(Stored data)
━━━━━━

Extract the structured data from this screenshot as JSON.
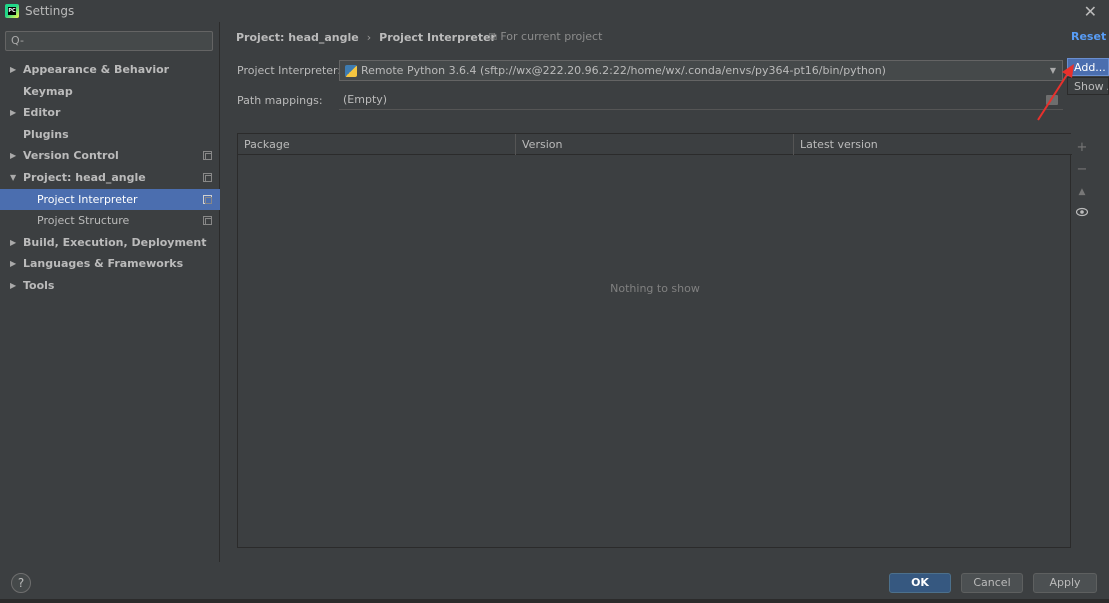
{
  "window": {
    "title": "Settings",
    "close_icon": "close-icon"
  },
  "search": {
    "placeholder": "Q-"
  },
  "sidebar": {
    "items": [
      {
        "label": "Appearance & Behavior",
        "expandable": true,
        "expanded": false,
        "bold": true,
        "copy": false
      },
      {
        "label": "Keymap",
        "expandable": false,
        "bold": true,
        "copy": false
      },
      {
        "label": "Editor",
        "expandable": true,
        "expanded": false,
        "bold": true,
        "copy": false
      },
      {
        "label": "Plugins",
        "expandable": false,
        "bold": true,
        "copy": false
      },
      {
        "label": "Version Control",
        "expandable": true,
        "expanded": false,
        "bold": true,
        "copy": true
      },
      {
        "label": "Project: head_angle",
        "expandable": true,
        "expanded": true,
        "bold": true,
        "copy": true
      },
      {
        "label": "Project Interpreter",
        "child": true,
        "selected": true,
        "copy": true
      },
      {
        "label": "Project Structure",
        "child": true,
        "copy": true
      },
      {
        "label": "Build, Execution, Deployment",
        "expandable": true,
        "expanded": false,
        "bold": true,
        "copy": false
      },
      {
        "label": "Languages & Frameworks",
        "expandable": true,
        "expanded": false,
        "bold": true,
        "copy": false
      },
      {
        "label": "Tools",
        "expandable": true,
        "expanded": false,
        "bold": true,
        "copy": false
      }
    ]
  },
  "header": {
    "breadcrumb_project": "Project: head_angle",
    "breadcrumb_sep": "›",
    "breadcrumb_page": "Project Interpreter",
    "for_current": "For current project",
    "reset": "Reset"
  },
  "interpreter": {
    "label": "Project Interpreter:",
    "value": "Remote Python 3.6.4 (sftp://wx@222.20.96.2:22/home/wx/.conda/envs/py364-pt16/bin/python)"
  },
  "path_mappings": {
    "label": "Path mappings:",
    "value": "(Empty)"
  },
  "gear_menu": {
    "add": "Add...",
    "show_all": "Show All..."
  },
  "table": {
    "columns": [
      "Package",
      "Version",
      "Latest version"
    ],
    "rows": [],
    "empty_text": "Nothing to show"
  },
  "footer": {
    "help": "?",
    "ok": "OK",
    "cancel": "Cancel",
    "apply": "Apply"
  },
  "colors": {
    "background": "#3c3f41",
    "selection": "#4b6eaf",
    "link": "#589df6",
    "annotation_arrow": "#e8302c"
  }
}
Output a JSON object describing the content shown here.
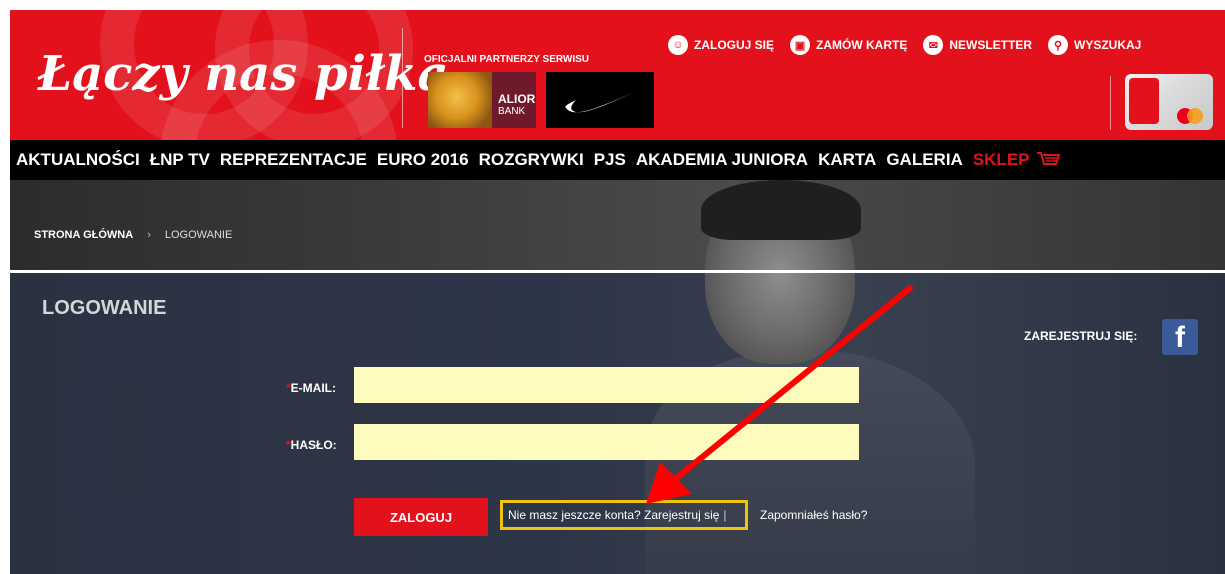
{
  "header": {
    "logo_text": "Łączy nas piłka",
    "partners_label": "OFICJALNI PARTNERZY SERWISU",
    "alior_line1": "ALIOR",
    "alior_line2": "BANK",
    "top_links": [
      {
        "label": "ZALOGUJ SIĘ",
        "icon": "user-icon"
      },
      {
        "label": "ZAMÓW KARTĘ",
        "icon": "card-icon"
      },
      {
        "label": "NEWSLETTER",
        "icon": "mail-icon"
      },
      {
        "label": "WYSZUKAJ",
        "icon": "search-icon"
      }
    ]
  },
  "nav": {
    "items": [
      "AKTUALNOŚCI",
      "ŁNP TV",
      "REPREZENTACJE",
      "EURO 2016",
      "ROZGRYWKI",
      "PJS",
      "AKADEMIA JUNIORA",
      "KARTA",
      "GALERIA"
    ],
    "shop_label": "SKLEP"
  },
  "breadcrumb": {
    "home": "STRONA GŁÓWNA",
    "separator": "›",
    "current": "LOGOWANIE"
  },
  "login": {
    "title": "LOGOWANIE",
    "fb_label": "ZAREJESTRUJ SIĘ:",
    "email_label": "E-MAIL:",
    "password_label": "HASŁO:",
    "required_mark": "*",
    "submit_label": "ZALOGUJ",
    "no_account_text": "Nie masz jeszcze konta? Zarejestruj się",
    "link_divider": "|",
    "forgot_text": "Zapomniałeś hasło?"
  },
  "colors": {
    "brand_red": "#e3111b",
    "input_yellow": "#fdfbbd",
    "highlight_yellow": "#f2c30c",
    "facebook_blue": "#3b5a9a"
  }
}
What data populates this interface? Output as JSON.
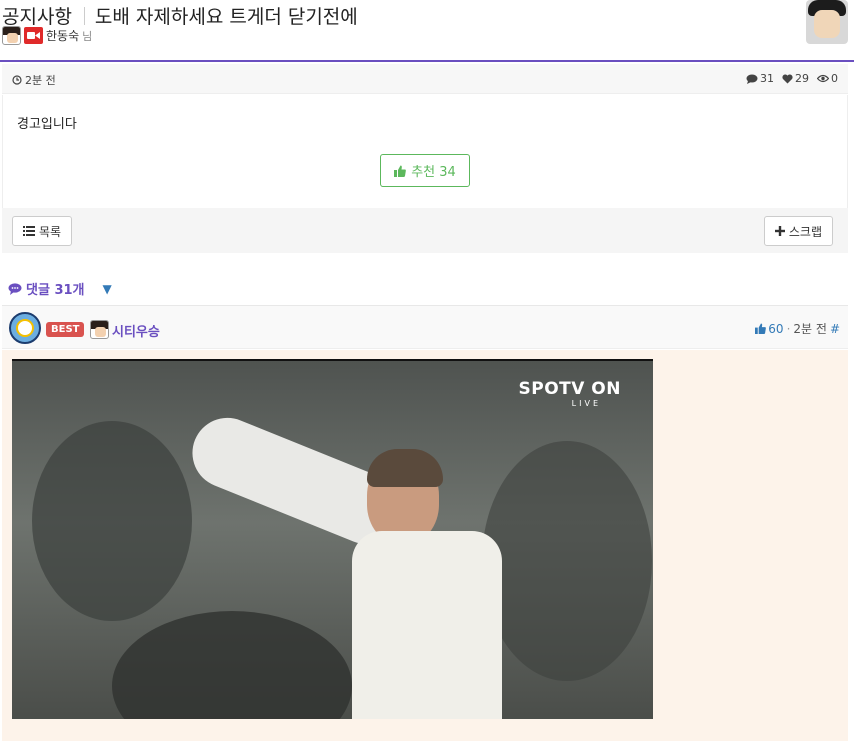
{
  "post": {
    "category": "공지사항",
    "title": "도배 자제하세요 트게더 닫기전에",
    "author": "한동숙",
    "author_suffix": "님",
    "time": "2분 전",
    "comments_count": "31",
    "likes_count": "29",
    "views_count": "0",
    "body": "경고입니다",
    "recommend_label": "추천 34"
  },
  "buttons": {
    "list_label": "목록",
    "scrap_label": "스크랩"
  },
  "comments": {
    "header": "댓글 31개",
    "toggle": "▼",
    "items": [
      {
        "badge": "BEST",
        "author": "시티우승",
        "likes": "60",
        "separator": "·",
        "time": "2분 전",
        "hash": "#",
        "media": {
          "watermark": "SPOTV ON",
          "sub": "LIVE"
        }
      }
    ]
  },
  "colors": {
    "accent": "#6a4fc0",
    "recommend": "#5cb85c",
    "best": "#d9534f",
    "link": "#337ab7",
    "comment_bg": "#fdf3ea"
  }
}
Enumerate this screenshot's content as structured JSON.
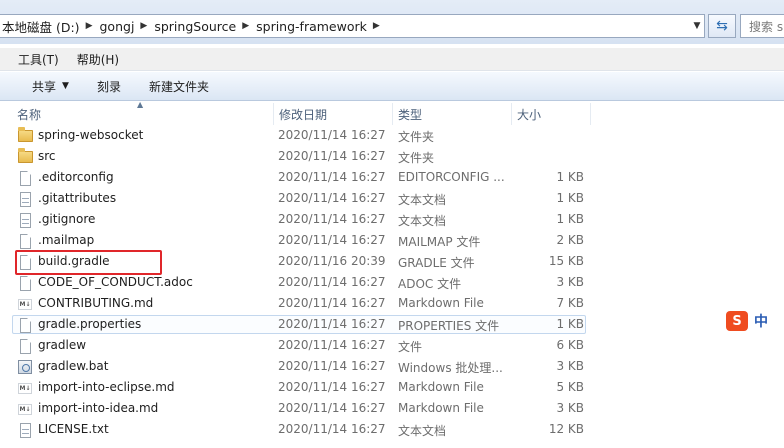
{
  "address": {
    "crumbs": [
      "本地磁盘 (D:)",
      "gongj",
      "springSource",
      "spring-framework"
    ],
    "search_placeholder": "搜索 s"
  },
  "menubar": {
    "items": [
      "工具(T)",
      "帮助(H)"
    ]
  },
  "commandbar": {
    "share": "共享",
    "burn": "刻录",
    "new_folder": "新建文件夹"
  },
  "columns": {
    "name": "名称",
    "modified": "修改日期",
    "type": "类型",
    "size": "大小"
  },
  "files": [
    {
      "name": "spring-websocket",
      "date": "2020/11/14 16:27",
      "type": "文件夹",
      "size": "",
      "icon": "folder-icon"
    },
    {
      "name": "src",
      "date": "2020/11/14 16:27",
      "type": "文件夹",
      "size": "",
      "icon": "folder-icon"
    },
    {
      "name": ".editorconfig",
      "date": "2020/11/14 16:27",
      "type": "EDITORCONFIG ...",
      "size": "1 KB",
      "icon": "file-icon"
    },
    {
      "name": ".gitattributes",
      "date": "2020/11/14 16:27",
      "type": "文本文档",
      "size": "1 KB",
      "icon": "text-file-icon"
    },
    {
      "name": ".gitignore",
      "date": "2020/11/14 16:27",
      "type": "文本文档",
      "size": "1 KB",
      "icon": "text-file-icon"
    },
    {
      "name": ".mailmap",
      "date": "2020/11/14 16:27",
      "type": "MAILMAP 文件",
      "size": "2 KB",
      "icon": "file-icon"
    },
    {
      "name": "build.gradle",
      "date": "2020/11/16 20:39",
      "type": "GRADLE 文件",
      "size": "15 KB",
      "icon": "file-icon"
    },
    {
      "name": "CODE_OF_CONDUCT.adoc",
      "date": "2020/11/14 16:27",
      "type": "ADOC 文件",
      "size": "3 KB",
      "icon": "file-icon"
    },
    {
      "name": "CONTRIBUTING.md",
      "date": "2020/11/14 16:27",
      "type": "Markdown File",
      "size": "7 KB",
      "icon": "markdown-file-icon"
    },
    {
      "name": "gradle.properties",
      "date": "2020/11/14 16:27",
      "type": "PROPERTIES 文件",
      "size": "1 KB",
      "icon": "file-icon"
    },
    {
      "name": "gradlew",
      "date": "2020/11/14 16:27",
      "type": "文件",
      "size": "6 KB",
      "icon": "file-icon"
    },
    {
      "name": "gradlew.bat",
      "date": "2020/11/14 16:27",
      "type": "Windows 批处理...",
      "size": "3 KB",
      "icon": "batch-file-icon"
    },
    {
      "name": "import-into-eclipse.md",
      "date": "2020/11/14 16:27",
      "type": "Markdown File",
      "size": "5 KB",
      "icon": "markdown-file-icon"
    },
    {
      "name": "import-into-idea.md",
      "date": "2020/11/14 16:27",
      "type": "Markdown File",
      "size": "3 KB",
      "icon": "markdown-file-icon"
    },
    {
      "name": "LICENSE.txt",
      "date": "2020/11/14 16:27",
      "type": "文本文档",
      "size": "12 KB",
      "icon": "text-file-icon"
    }
  ],
  "ime": {
    "label": "中"
  },
  "colors": {
    "highlight_box": "#e0262a",
    "selection_border": "#c3d7ee"
  }
}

━━━━━━

**To do:**
Scan the data for the word "value" and copy every line where it shows up.

**Exercise output:**
    "value": "Remote Python 3.6.4 (sftp://wx@222.20.96.2:22/home/wx/.conda/envs/py364-pt16/bin/python)"
    "value": "(Empty)"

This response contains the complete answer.